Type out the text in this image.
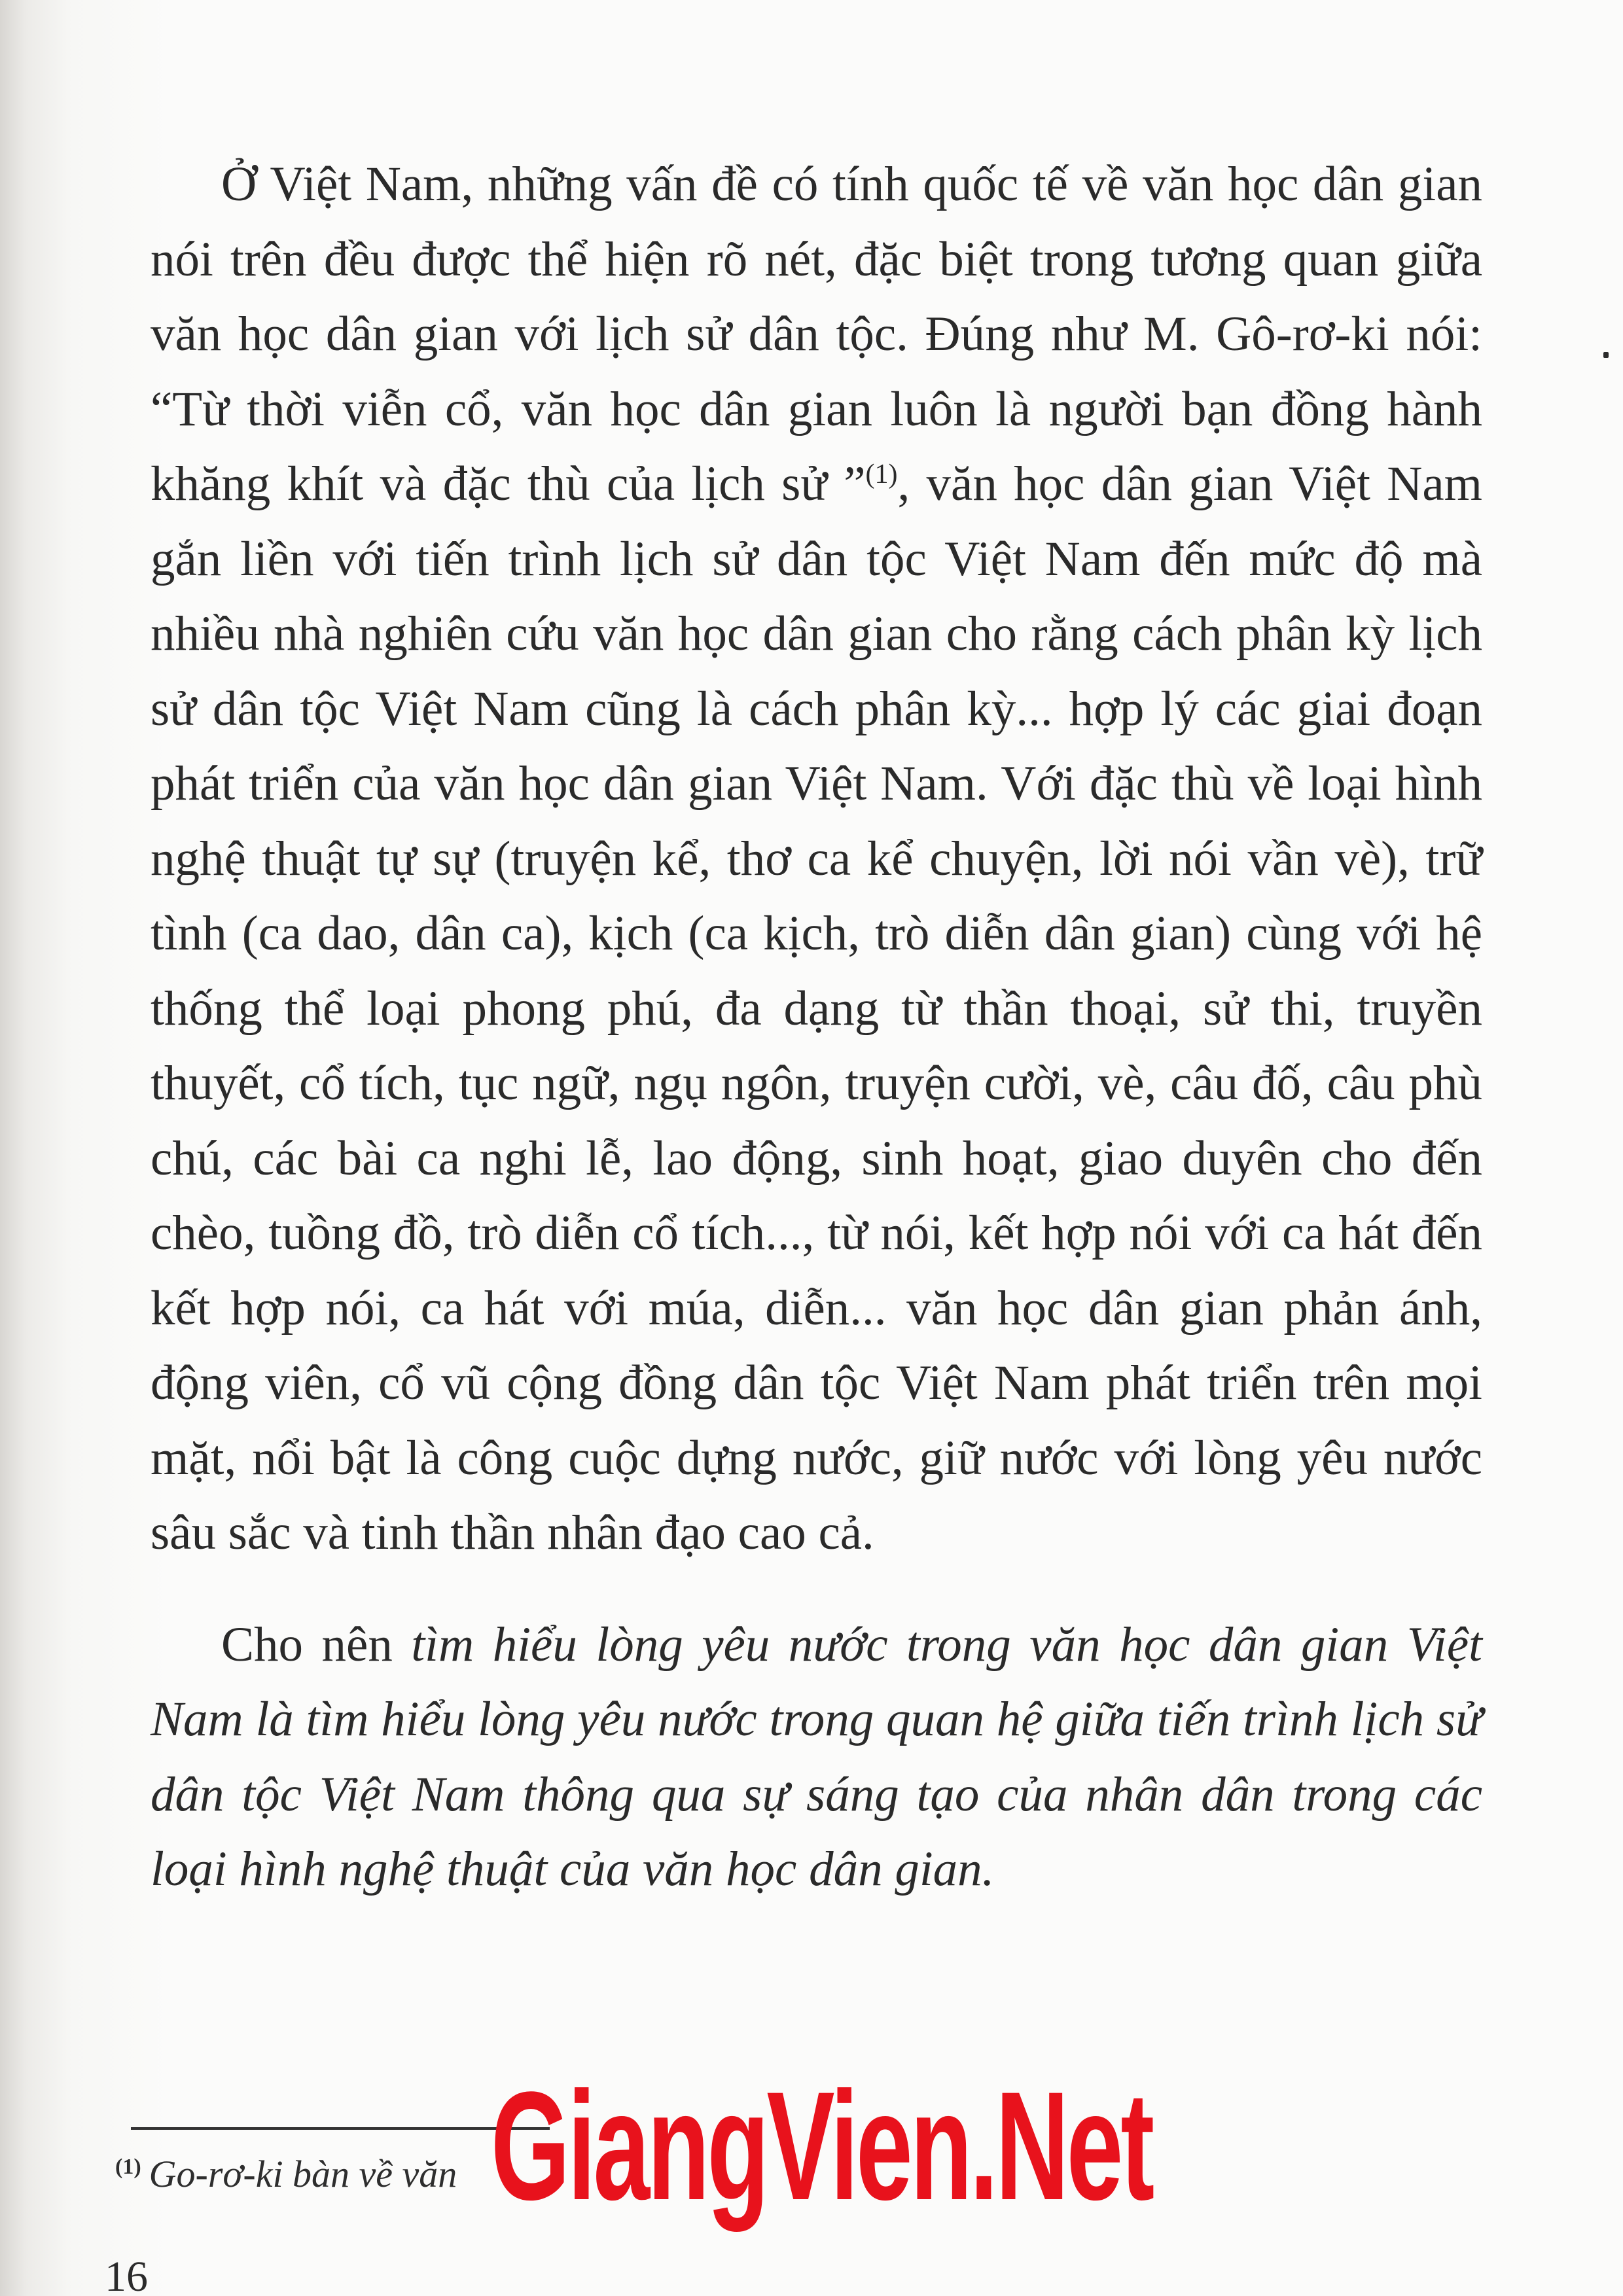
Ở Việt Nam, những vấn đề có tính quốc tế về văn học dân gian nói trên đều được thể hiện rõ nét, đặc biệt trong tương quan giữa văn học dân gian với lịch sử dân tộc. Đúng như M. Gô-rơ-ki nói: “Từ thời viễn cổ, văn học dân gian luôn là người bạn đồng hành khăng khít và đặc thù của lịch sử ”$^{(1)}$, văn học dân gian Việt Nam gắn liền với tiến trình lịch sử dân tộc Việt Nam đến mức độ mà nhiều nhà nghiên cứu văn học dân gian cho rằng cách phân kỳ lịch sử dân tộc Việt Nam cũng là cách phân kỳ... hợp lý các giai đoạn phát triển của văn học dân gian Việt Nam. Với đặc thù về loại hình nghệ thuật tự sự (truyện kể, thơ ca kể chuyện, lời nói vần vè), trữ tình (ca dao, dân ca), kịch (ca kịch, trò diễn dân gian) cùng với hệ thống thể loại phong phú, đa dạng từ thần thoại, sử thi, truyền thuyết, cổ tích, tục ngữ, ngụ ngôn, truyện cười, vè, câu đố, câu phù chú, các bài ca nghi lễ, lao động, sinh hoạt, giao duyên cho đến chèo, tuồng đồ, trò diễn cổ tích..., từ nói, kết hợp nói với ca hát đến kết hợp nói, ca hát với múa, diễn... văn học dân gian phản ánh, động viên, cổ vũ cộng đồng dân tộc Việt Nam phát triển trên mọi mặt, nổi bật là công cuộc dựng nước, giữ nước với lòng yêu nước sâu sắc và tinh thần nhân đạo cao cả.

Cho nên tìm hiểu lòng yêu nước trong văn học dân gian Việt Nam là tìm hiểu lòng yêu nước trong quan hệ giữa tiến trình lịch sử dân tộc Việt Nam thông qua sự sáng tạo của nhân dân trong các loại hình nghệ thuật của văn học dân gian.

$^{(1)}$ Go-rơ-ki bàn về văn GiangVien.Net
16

### Problem to solve
Without the pictures, restate all of the entries above verbatim.

### Task answer
Type out the text in this image.
Ở Việt Nam, những vấn đề có tính quốc tế về văn học dân gian nói trên đều được thể hiện rõ nét, đặc biệt trong tương quan giữa văn học dân gian với lịch sử dân tộc. Đúng như M. Gô-rơ-ki nói: “Từ thời viễn cổ, văn học dân gian luôn là người bạn đồng hành khăng khít và đặc thù của lịch sử ”$^{(1)}$, văn học dân gian Việt Nam gắn liền với tiến trình lịch sử dân tộc Việt Nam đến mức độ mà nhiều nhà nghiên cứu văn học dân gian cho rằng cách phân kỳ lịch sử dân tộc Việt Nam cũng là cách phân kỳ... hợp lý các giai đoạn phát triển của văn học dân gian Việt Nam. Với đặc thù về loại hình nghệ thuật tự sự (truyện kể, thơ ca kể chuyện, lời nói vần vè), trữ tình (ca dao, dân ca), kịch (ca kịch, trò diễn dân gian) cùng với hệ thống thể loại phong phú, đa dạng từ thần thoại, sử thi, truyền thuyết, cổ tích, tục ngữ, ngụ ngôn, truyện cười, vè, câu đố, câu phù chú, các bài ca nghi lễ, lao động, sinh hoạt, giao duyên cho đến chèo, tuồng đồ, trò diễn cổ tích..., từ nói, kết hợp nói với ca hát đến kết hợp nói, ca hát với múa, diễn... văn học dân gian phản ánh, động viên, cổ vũ cộng đồng dân tộc Việt Nam phát triển trên mọi mặt, nổi bật là công cuộc dựng nước, giữ nước với lòng yêu nước sâu sắc và tinh thần nhân đạo cao cả.

Cho nên tìm hiểu lòng yêu nước trong văn học dân gian Việt Nam là tìm hiểu lòng yêu nước trong quan hệ giữa tiến trình lịch sử dân tộc Việt Nam thông qua sự sáng tạo của nhân dân trong các loại hình nghệ thuật của văn học dân gian.

$^{(1)}$ Go-rơ-ki bàn về văn GiangVien.Net
16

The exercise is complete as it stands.